* [Task statement]:
Give back the whole listing exactly as shown.

━━━ Data records ━━━

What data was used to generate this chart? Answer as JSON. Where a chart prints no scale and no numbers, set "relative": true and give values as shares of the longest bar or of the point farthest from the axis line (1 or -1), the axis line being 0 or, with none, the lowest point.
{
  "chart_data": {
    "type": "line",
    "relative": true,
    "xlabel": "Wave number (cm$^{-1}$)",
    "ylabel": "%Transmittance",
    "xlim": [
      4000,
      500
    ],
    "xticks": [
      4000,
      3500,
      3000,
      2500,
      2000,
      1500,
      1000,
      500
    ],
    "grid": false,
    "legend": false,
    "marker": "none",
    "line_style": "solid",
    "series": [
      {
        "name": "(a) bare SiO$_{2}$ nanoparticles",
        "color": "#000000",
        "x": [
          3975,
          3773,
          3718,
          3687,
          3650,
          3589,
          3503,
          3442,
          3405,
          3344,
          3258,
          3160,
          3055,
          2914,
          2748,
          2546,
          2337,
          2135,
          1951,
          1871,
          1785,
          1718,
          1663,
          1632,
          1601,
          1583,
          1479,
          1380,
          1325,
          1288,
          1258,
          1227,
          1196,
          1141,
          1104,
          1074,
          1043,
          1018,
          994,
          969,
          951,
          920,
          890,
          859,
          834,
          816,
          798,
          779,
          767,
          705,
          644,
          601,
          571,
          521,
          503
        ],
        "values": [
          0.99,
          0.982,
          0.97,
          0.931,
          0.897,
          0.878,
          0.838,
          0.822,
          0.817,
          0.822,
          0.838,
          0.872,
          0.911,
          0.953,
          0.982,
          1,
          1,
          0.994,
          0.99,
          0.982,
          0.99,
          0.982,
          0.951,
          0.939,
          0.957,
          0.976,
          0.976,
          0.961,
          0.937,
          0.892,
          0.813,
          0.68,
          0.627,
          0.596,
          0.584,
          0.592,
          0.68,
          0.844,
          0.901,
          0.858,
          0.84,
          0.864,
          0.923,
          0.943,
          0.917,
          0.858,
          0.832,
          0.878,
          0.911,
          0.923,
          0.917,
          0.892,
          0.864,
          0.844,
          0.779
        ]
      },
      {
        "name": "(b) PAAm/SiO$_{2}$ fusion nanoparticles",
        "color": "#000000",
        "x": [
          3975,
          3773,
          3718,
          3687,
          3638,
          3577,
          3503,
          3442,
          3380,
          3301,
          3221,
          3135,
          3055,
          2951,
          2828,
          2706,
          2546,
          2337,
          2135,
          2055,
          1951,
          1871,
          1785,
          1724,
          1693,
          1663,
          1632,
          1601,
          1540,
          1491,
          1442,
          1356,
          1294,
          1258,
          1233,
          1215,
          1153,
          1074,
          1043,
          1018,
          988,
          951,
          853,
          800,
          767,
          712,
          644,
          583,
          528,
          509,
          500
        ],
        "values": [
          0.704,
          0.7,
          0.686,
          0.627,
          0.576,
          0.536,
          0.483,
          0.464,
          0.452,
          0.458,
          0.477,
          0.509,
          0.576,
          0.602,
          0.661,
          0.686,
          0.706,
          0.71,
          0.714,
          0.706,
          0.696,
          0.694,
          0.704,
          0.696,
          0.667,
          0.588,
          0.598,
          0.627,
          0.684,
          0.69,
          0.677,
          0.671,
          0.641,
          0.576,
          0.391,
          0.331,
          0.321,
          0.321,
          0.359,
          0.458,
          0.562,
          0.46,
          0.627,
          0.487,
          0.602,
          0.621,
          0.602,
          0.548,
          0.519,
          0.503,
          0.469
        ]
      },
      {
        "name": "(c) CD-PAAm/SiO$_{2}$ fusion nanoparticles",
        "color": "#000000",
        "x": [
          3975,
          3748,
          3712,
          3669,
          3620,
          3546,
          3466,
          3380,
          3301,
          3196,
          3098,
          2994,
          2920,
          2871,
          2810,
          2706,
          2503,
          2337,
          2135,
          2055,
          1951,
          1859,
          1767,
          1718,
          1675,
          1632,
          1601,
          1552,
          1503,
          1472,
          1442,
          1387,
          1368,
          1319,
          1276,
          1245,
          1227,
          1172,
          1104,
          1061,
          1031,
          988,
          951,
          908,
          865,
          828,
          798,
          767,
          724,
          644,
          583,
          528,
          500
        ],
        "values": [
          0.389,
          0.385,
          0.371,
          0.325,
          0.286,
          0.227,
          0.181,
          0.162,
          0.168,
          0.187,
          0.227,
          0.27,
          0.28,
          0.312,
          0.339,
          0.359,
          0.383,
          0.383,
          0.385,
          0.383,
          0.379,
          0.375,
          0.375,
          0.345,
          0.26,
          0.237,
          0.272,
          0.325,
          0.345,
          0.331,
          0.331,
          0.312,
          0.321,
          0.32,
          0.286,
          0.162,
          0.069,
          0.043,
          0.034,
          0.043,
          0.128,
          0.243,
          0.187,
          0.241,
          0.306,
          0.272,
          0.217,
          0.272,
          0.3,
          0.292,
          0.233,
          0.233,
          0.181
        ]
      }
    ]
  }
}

━━━

* [Result of the exercise]:
What data was used to generate this chart? Answer as JSON. Where a chart prints no scale and no numbers, set "relative": true and give values as shares of the longest bar or of the point farthest from the axis line (1 or -1), the axis line being 0 or, with none, the lowest point.
{
  "chart_data": {
    "type": "line",
    "relative": true,
    "xlabel": "Wave number (cm$^{-1}$)",
    "ylabel": "%Transmittance",
    "xlim": [
      4000,
      500
    ],
    "xticks": [
      4000,
      3500,
      3000,
      2500,
      2000,
      1500,
      1000,
      500
    ],
    "grid": false,
    "legend": false,
    "marker": "none",
    "line_style": "solid",
    "series": [
      {
        "name": "(a) bare SiO$_{2}$ nanoparticles",
        "color": "#000000",
        "x": [
          3975,
          3773,
          3718,
          3687,
          3650,
          3589,
          3503,
          3442,
          3405,
          3344,
          3258,
          3160,
          3055,
          2914,
          2748,
          2546,
          2337,
          2135,
          1951,
          1871,
          1785,
          1718,
          1663,
          1632,
          1601,
          1583,
          1479,
          1380,
          1325,
          1288,
          1258,
          1227,
          1196,
          1141,
          1104,
          1074,
          1043,
          1018,
          994,
          969,
          951,
          920,
          890,
          859,
          834,
          816,
          798,
          779,
          767,
          705,
          644,
          601,
          571,
          521,
          503
        ],
        "values": [
          0.99,
          0.982,
          0.97,
          0.931,
          0.897,
          0.878,
          0.838,
          0.822,
          0.817,
          0.822,
          0.838,
          0.872,
          0.911,
          0.953,
          0.982,
          1,
          1,
          0.994,
          0.99,
          0.982,
          0.99,
          0.982,
          0.951,
          0.939,
          0.957,
          0.976,
          0.976,
          0.961,
          0.937,
          0.892,
          0.813,
          0.68,
          0.627,
          0.596,
          0.584,
          0.592,
          0.68,
          0.844,
          0.901,
          0.858,
          0.84,
          0.864,
          0.923,
          0.943,
          0.917,
          0.858,
          0.832,
          0.878,
          0.911,
          0.923,
          0.917,
          0.892,
          0.864,
          0.844,
          0.779
        ]
      },
      {
        "name": "(b) PAAm/SiO$_{2}$ fusion nanoparticles",
        "color": "#000000",
        "x": [
          3975,
          3773,
          3718,
          3687,
          3638,
          3577,
          3503,
          3442,
          3380,
          3301,
          3221,
          3135,
          3055,
          2951,
          2828,
          2706,
          2546,
          2337,
          2135,
          2055,
          1951,
          1871,
          1785,
          1724,
          1693,
          1663,
          1632,
          1601,
          1540,
          1491,
          1442,
          1356,
          1294,
          1258,
          1233,
          1215,
          1153,
          1074,
          1043,
          1018,
          988,
          951,
          853,
          800,
          767,
          712,
          644,
          583,
          528,
          509,
          500
        ],
        "values": [
          0.704,
          0.7,
          0.686,
          0.627,
          0.576,
          0.536,
          0.483,
          0.464,
          0.452,
          0.458,
          0.477,
          0.509,
          0.576,
          0.602,
          0.661,
          0.686,
          0.706,
          0.71,
          0.714,
          0.706,
          0.696,
          0.694,
          0.704,
          0.696,
          0.667,
          0.588,
          0.598,
          0.627,
          0.684,
          0.69,
          0.677,
          0.671,
          0.641,
          0.576,
          0.391,
          0.331,
          0.321,
          0.321,
          0.359,
          0.458,
          0.562,
          0.46,
          0.627,
          0.487,
          0.602,
          0.621,
          0.602,
          0.548,
          0.519,
          0.503,
          0.469
        ]
      },
      {
        "name": "(c) CD-PAAm/SiO$_{2}$ fusion nanoparticles",
        "color": "#000000",
        "x": [
          3975,
          3748,
          3712,
          3669,
          3620,
          3546,
          3466,
          3380,
          3301,
          3196,
          3098,
          2994,
          2920,
          2871,
          2810,
          2706,
          2503,
          2337,
          2135,
          2055,
          1951,
          1859,
          1767,
          1718,
          1675,
          1632,
          1601,
          1552,
          1503,
          1472,
          1442,
          1387,
          1368,
          1319,
          1276,
          1245,
          1227,
          1172,
          1104,
          1061,
          1031,
          988,
          951,
          908,
          865,
          828,
          798,
          767,
          724,
          644,
          583,
          528,
          500
        ],
        "values": [
          0.389,
          0.385,
          0.371,
          0.325,
          0.286,
          0.227,
          0.181,
          0.162,
          0.168,
          0.187,
          0.227,
          0.27,
          0.28,
          0.312,
          0.339,
          0.359,
          0.383,
          0.383,
          0.385,
          0.383,
          0.379,
          0.375,
          0.375,
          0.345,
          0.26,
          0.237,
          0.272,
          0.325,
          0.345,
          0.331,
          0.331,
          0.312,
          0.321,
          0.32,
          0.286,
          0.162,
          0.069,
          0.043,
          0.034,
          0.043,
          0.128,
          0.243,
          0.187,
          0.241,
          0.306,
          0.272,
          0.217,
          0.272,
          0.3,
          0.292,
          0.233,
          0.233,
          0.181
        ]
      }
    ]
  }
}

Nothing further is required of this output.